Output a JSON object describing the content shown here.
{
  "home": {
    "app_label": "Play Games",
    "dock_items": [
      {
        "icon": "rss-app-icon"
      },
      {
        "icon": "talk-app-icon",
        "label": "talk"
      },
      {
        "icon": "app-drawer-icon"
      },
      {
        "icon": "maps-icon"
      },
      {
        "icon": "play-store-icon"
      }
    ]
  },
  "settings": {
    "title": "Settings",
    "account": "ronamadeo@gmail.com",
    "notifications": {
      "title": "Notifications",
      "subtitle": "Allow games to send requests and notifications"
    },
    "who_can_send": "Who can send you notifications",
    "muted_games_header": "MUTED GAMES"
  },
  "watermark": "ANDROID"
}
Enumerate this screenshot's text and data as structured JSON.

━━━━━━

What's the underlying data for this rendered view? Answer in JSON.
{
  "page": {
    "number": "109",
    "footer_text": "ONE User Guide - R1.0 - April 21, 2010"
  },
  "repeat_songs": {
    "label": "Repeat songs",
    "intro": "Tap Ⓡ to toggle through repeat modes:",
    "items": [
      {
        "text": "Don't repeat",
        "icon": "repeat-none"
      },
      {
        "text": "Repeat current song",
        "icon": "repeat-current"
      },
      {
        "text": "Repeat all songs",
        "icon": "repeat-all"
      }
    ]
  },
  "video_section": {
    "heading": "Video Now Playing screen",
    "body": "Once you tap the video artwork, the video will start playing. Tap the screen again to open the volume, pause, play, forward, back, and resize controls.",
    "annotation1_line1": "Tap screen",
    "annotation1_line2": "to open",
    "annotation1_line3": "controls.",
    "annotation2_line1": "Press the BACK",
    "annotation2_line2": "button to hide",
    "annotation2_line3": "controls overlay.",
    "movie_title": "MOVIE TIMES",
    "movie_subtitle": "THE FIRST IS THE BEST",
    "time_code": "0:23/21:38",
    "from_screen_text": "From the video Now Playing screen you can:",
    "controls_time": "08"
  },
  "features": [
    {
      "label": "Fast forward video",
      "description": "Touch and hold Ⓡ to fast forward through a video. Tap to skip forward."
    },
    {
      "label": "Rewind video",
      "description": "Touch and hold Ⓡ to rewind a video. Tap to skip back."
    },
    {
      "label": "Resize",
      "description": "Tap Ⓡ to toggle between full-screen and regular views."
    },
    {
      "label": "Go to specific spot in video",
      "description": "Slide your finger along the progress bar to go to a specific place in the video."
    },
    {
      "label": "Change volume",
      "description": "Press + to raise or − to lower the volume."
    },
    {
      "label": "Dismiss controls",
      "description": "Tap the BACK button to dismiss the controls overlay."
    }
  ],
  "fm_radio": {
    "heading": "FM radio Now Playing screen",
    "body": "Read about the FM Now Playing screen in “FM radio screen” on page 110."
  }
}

━━━━━━

Written instruction
Return, unchanged, the run of lines above that opens with the line containing "Output a JSON" and closes with the line containing "Enumerate this screenshot's". Include both.

Correct output
Output a JSON object describing the content shown here.
{
  "home": {
    "app_label": "Play Games",
    "dock_items": [
      {
        "icon": "rss-app-icon"
      },
      {
        "icon": "talk-app-icon",
        "label": "talk"
      },
      {
        "icon": "app-drawer-icon"
      },
      {
        "icon": "maps-icon"
      },
      {
        "icon": "play-store-icon"
      }
    ]
  },
  "settings": {
    "title": "Settings",
    "account": "ronamadeo@gmail.com",
    "notifications": {
      "title": "Notifications",
      "subtitle": "Allow games to send requests and notifications"
    },
    "who_can_send": "Who can send you notifications",
    "muted_games_header": "MUTED GAMES"
  },
  "watermark": "ANDROID"
}
Enumerate this screenshot's text and data as structured JSON.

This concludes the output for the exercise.